■ PROBLEM DESCRIPTION
Copy each line of the records that holds the string "Pant".

■ DATASET RECORDS

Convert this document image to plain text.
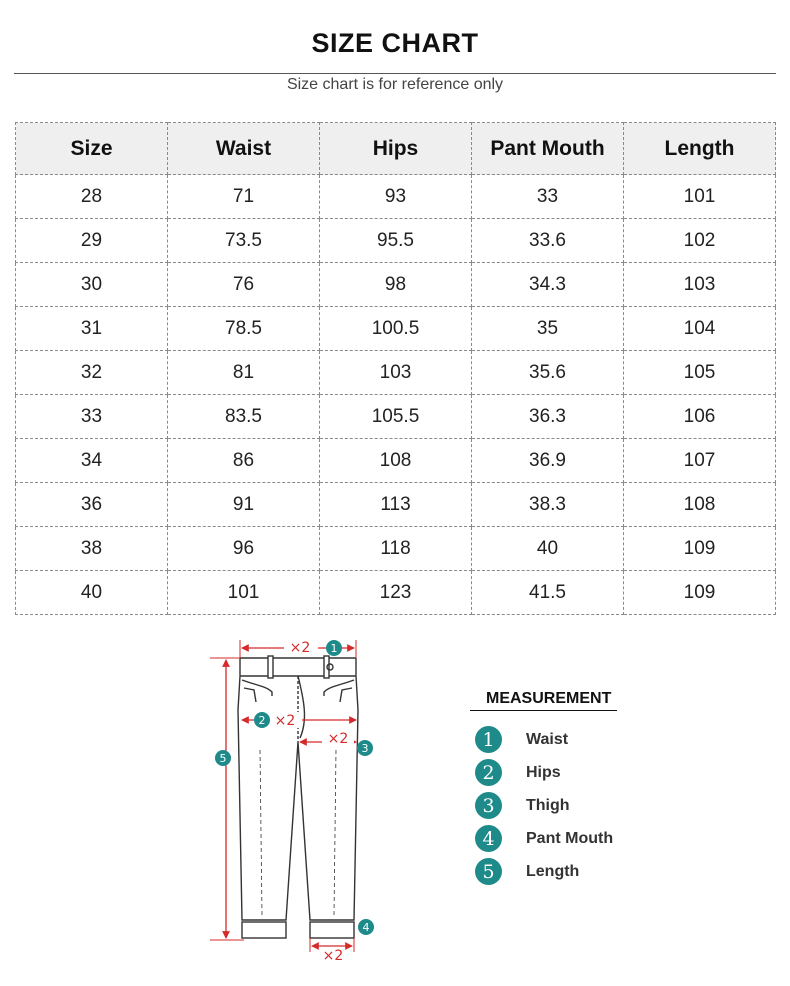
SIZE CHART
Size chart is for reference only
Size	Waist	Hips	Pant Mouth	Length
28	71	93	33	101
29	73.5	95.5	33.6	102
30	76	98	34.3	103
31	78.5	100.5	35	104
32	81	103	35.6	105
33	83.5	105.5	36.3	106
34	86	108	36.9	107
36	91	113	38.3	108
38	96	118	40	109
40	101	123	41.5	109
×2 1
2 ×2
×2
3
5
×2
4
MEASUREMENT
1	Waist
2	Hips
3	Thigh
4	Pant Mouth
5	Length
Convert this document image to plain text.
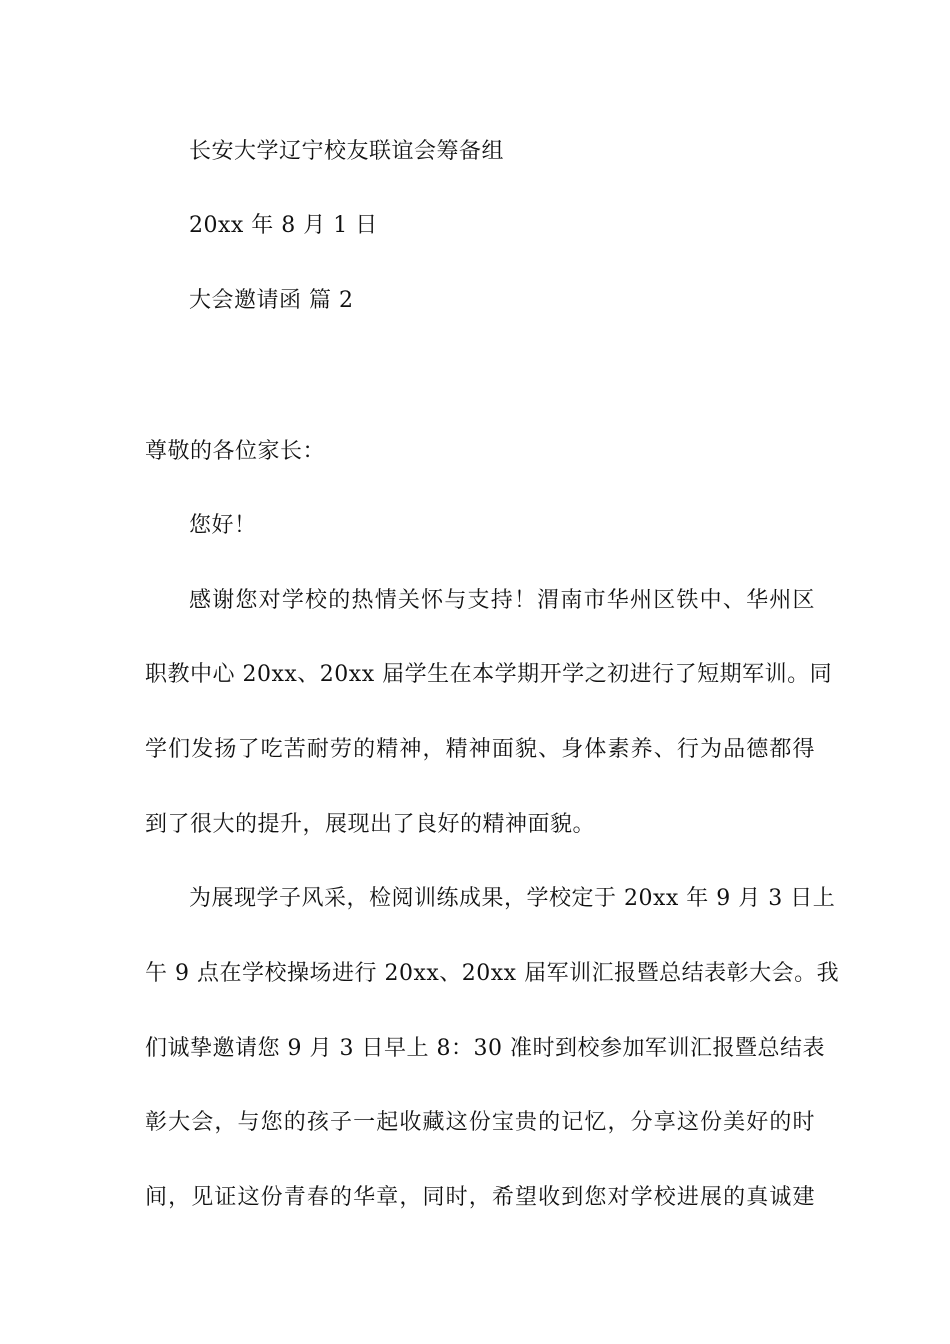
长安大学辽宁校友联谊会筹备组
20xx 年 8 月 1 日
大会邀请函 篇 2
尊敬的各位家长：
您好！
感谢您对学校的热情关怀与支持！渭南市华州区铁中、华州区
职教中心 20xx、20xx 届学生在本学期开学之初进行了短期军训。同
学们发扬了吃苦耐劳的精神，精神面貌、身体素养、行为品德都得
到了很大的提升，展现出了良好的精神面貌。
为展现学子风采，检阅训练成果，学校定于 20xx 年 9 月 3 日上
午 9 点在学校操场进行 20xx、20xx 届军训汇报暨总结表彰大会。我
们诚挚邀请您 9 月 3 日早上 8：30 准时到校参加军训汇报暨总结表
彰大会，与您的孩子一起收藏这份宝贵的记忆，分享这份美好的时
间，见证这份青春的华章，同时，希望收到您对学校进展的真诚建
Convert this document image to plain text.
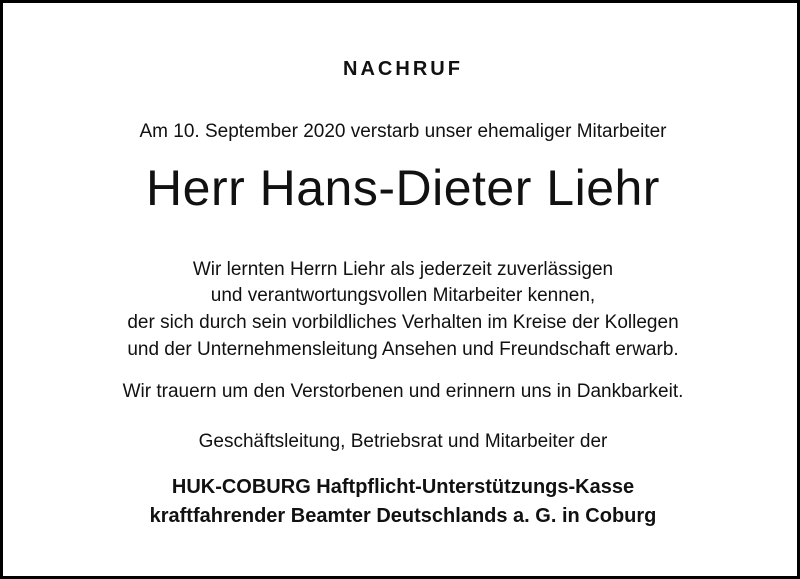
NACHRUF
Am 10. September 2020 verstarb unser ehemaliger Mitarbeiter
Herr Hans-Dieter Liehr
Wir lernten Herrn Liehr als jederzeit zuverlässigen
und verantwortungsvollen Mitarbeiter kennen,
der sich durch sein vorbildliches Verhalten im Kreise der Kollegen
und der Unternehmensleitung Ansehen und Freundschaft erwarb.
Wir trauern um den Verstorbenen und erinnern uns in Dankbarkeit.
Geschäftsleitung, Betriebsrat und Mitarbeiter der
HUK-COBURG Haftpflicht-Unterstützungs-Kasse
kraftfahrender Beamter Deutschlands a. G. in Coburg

■ SOLUTION FOR THIS TASK
Size	Waist	Hips	Pant Mouth	Length
4	Pant Mouth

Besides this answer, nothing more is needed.